Task details: Copy out the entries below precisely; nothing is to be omitted.

##### Materials provided #####

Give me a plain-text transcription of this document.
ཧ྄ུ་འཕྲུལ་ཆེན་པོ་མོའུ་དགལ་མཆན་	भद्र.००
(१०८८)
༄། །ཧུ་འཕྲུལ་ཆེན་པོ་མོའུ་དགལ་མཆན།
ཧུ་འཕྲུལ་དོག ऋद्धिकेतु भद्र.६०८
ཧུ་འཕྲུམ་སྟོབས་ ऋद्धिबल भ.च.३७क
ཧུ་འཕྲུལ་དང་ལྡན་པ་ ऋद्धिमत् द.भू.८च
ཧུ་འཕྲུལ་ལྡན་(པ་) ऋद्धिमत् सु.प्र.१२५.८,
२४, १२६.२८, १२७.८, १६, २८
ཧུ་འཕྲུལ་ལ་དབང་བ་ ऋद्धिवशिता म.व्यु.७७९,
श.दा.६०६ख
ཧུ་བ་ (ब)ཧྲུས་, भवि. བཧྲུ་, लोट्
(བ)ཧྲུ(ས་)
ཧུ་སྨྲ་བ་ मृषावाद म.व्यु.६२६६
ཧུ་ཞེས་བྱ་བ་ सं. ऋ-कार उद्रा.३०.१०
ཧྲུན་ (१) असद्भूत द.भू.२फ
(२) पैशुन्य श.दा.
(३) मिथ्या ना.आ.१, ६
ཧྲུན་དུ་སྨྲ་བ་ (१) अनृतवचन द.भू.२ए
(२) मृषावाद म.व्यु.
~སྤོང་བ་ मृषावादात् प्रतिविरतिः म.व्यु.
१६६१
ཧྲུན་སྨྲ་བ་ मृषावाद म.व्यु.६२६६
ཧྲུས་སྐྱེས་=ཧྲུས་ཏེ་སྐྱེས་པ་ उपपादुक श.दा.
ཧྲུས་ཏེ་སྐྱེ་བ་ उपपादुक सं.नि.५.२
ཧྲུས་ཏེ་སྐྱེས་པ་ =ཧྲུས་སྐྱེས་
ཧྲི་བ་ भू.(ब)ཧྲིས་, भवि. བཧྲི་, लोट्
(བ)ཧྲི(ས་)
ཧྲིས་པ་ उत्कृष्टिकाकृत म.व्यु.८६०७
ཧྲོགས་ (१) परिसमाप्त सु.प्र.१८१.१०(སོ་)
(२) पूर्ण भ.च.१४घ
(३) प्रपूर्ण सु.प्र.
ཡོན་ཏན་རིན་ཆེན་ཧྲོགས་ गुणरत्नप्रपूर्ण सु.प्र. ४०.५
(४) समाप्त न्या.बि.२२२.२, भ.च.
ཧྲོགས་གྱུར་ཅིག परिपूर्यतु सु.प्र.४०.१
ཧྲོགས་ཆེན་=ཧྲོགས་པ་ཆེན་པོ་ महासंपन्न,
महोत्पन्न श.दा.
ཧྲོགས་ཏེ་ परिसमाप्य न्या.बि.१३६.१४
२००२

#####

The result:
Give me a plain-text transcription of this document.
ཧ྄ུ་འཕྲུལ་ཆེན་པོ་མོའུ་དགལ་མཆན་	भद्र.००
(१०८८)
༄། །ཧུ་འཕྲུལ་ཆེན་པོ་མོའུ་དགལ་མཆན།
ཧུ་འཕྲུལ་དོག ऋद्धिकेतु भद्र.६०८
ཧུ་འཕྲུམ་སྟོབས་ ऋद्धिबल भ.च.३७क
ཧུ་འཕྲུལ་དང་ལྡན་པ་ ऋद्धिमत् द.भू.८च
ཧུ་འཕྲུལ་ལྡན་(པ་) ऋद्धिमत् सु.प्र.१२५.८,
२४, १२६.२८, १२७.८, १६, २८
ཧུ་འཕྲུལ་ལ་དབང་བ་ ऋद्धिवशिता म.व्यु.७७९,
श.दा.६०६ख
ཧུ་བ་ (ब)ཧྲུས་, भवि. བཧྲུ་, लोट्
(བ)ཧྲུ(ས་)
ཧུ་སྨྲ་བ་ मृषावाद म.व्यु.६२६६
ཧུ་ཞེས་བྱ་བ་ सं. ऋ-कार उद्रा.३०.१०
ཧྲུན་ (१) असद्भूत द.भू.२फ
(२) पैशुन्य श.दा.
(३) मिथ्या ना.आ.१, ६
ཧྲུན་དུ་སྨྲ་བ་ (१) अनृतवचन द.भू.२ए
(२) मृषावाद म.व्यु.
~སྤོང་བ་ मृषावादात् प्रतिविरतिः म.व्यु.
१६६१
ཧྲུན་སྨྲ་བ་ मृषावाद म.व्यु.६२६६
ཧྲུས་སྐྱེས་=ཧྲུས་ཏེ་སྐྱེས་པ་ उपपादुक श.दा.
ཧྲུས་ཏེ་སྐྱེ་བ་ उपपादुक सं.नि.५.२
ཧྲུས་ཏེ་སྐྱེས་པ་ =ཧྲུས་སྐྱེས་
ཧྲི་བ་ भू.(ब)ཧྲིས་, भवि. བཧྲི་, लोट्
(བ)ཧྲི(ས་)
ཧྲིས་པ་ उत्कृष्टिकाकृत म.व्यु.८६०७
ཧྲོགས་ (१) परिसमाप्त सु.प्र.१८१.१०(སོ་)
(२) पूर्ण भ.च.१४घ
(३) प्रपूर्ण सु.प्र.
ཡོན་ཏན་རིན་ཆེན་ཧྲོགས་ गुणरत्नप्रपूर्ण सु.प्र. ४०.५
(४) समाप्त न्या.बि.२२२.२, भ.च.
ཧྲོགས་གྱུར་ཅིག परिपूर्यतु सु.प्र.४०.१
ཧྲོགས་ཆེན་=ཧྲོགས་པ་ཆེན་པོ་ महासंपन्न,
महोत्पन्न श.दा.
ཧྲོགས་ཏེ་ परिसमाप्य न्या.बि.१३६.१४
२००२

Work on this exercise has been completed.